▶ _EXERCISE AIM_: Copy every line of the material below word for word, leaving out the pictures.

▶ _Material_:
* begin *
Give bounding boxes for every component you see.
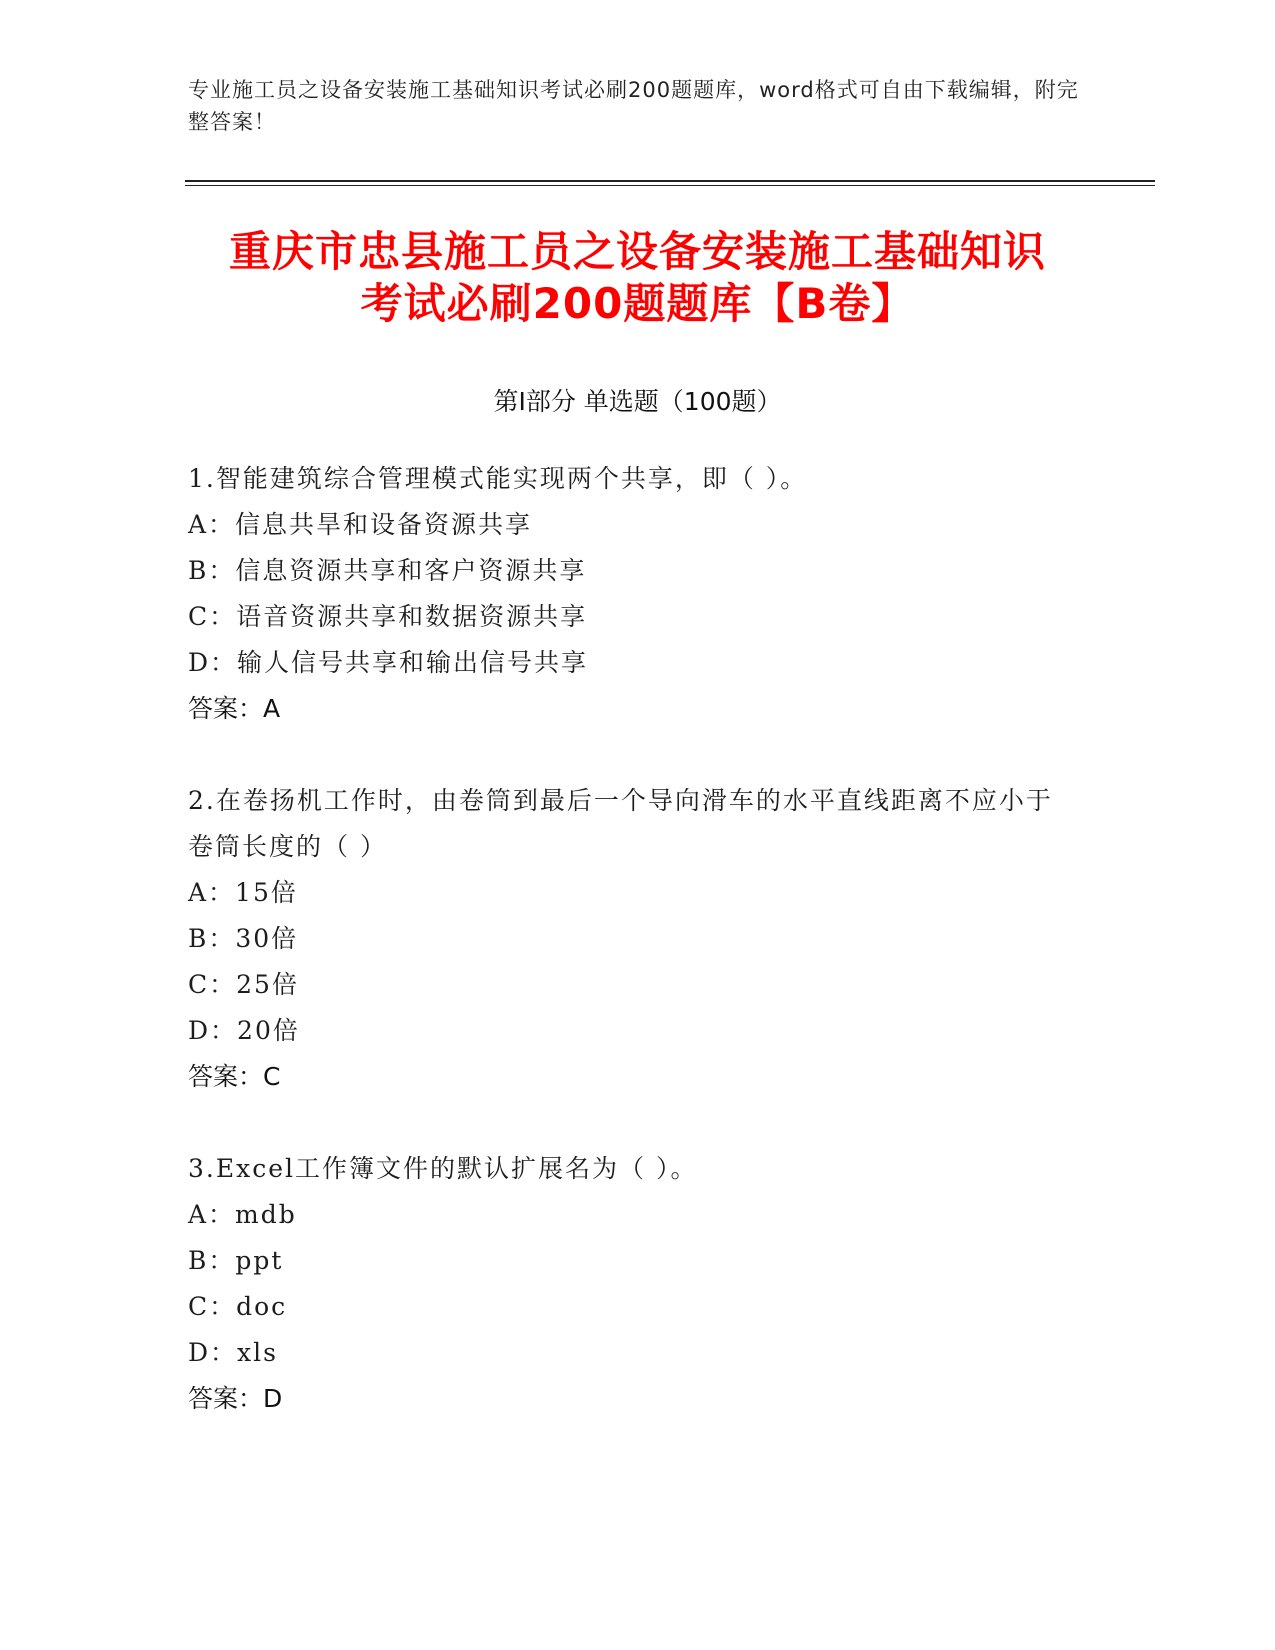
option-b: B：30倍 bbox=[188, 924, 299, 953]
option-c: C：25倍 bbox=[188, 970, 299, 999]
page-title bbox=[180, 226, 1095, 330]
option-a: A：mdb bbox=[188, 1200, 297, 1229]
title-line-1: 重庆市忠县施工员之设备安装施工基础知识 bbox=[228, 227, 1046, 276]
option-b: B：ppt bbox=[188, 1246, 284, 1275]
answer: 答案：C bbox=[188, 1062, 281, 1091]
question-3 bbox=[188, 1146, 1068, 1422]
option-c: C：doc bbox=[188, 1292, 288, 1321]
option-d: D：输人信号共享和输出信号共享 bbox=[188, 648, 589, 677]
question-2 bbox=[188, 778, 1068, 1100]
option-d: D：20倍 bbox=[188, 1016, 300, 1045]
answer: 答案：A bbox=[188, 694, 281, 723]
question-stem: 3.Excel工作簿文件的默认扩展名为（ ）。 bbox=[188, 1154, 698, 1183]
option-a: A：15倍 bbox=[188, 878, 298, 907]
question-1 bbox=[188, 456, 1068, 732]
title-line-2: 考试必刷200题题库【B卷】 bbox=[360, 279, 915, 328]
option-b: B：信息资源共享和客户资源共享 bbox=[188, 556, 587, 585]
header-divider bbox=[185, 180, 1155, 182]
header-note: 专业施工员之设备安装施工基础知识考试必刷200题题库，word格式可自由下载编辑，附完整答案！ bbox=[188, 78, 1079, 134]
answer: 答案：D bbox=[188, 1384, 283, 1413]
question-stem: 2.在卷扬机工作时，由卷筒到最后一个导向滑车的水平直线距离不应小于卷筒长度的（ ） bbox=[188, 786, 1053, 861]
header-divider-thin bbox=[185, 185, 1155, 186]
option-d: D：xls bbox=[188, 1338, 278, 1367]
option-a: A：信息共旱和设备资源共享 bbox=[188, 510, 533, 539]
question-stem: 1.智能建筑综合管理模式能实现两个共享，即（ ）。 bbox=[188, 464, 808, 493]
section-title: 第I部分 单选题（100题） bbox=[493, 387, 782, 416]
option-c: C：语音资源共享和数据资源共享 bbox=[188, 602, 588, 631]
* end *
▶ _COMPLETED EXERCISE_:
Give bounding boxes for every component you see.
option-b: B：30倍 bbox=[188, 924, 299, 953]
option-c: C：25倍 bbox=[188, 970, 299, 999]
page-title bbox=[180, 226, 1095, 330]
option-a: A：mdb bbox=[188, 1200, 297, 1229]
title-line-1: 重庆市忠县施工员之设备安装施工基础知识 bbox=[228, 227, 1046, 276]
option-b: B：ppt bbox=[188, 1246, 284, 1275]
answer: 答案：C bbox=[188, 1062, 281, 1091]
question-3 bbox=[188, 1146, 1068, 1422]
option-c: C：doc bbox=[188, 1292, 288, 1321]
option-d: D：输人信号共享和输出信号共享 bbox=[188, 648, 589, 677]
question-2 bbox=[188, 778, 1068, 1100]
option-d: D：20倍 bbox=[188, 1016, 300, 1045]
answer: 答案：A bbox=[188, 694, 281, 723]
question-stem: 3.Excel工作簿文件的默认扩展名为（ ）。 bbox=[188, 1154, 698, 1183]
option-a: A：15倍 bbox=[188, 878, 298, 907]
question-1 bbox=[188, 456, 1068, 732]
title-line-2: 考试必刷200题题库【B卷】 bbox=[360, 279, 915, 328]
option-b: B：信息资源共享和客户资源共享 bbox=[188, 556, 587, 585]
header-divider bbox=[185, 180, 1155, 182]
header-note: 专业施工员之设备安装施工基础知识考试必刷200题题库，word格式可自由下载编辑，附完整答案！ bbox=[188, 78, 1079, 134]
answer: 答案：D bbox=[188, 1384, 283, 1413]
question-stem: 2.在卷扬机工作时，由卷筒到最后一个导向滑车的水平直线距离不应小于卷筒长度的（ ） bbox=[188, 786, 1053, 861]
header-divider-thin bbox=[185, 185, 1155, 186]
option-d: D：xls bbox=[188, 1338, 278, 1367]
option-a: A：信息共旱和设备资源共享 bbox=[188, 510, 533, 539]
question-stem: 1.智能建筑综合管理模式能实现两个共享，即（ ）。 bbox=[188, 464, 808, 493]
section-title: 第I部分 单选题（100题） bbox=[493, 387, 782, 416]
option-c: C：语音资源共享和数据资源共享 bbox=[188, 602, 588, 631]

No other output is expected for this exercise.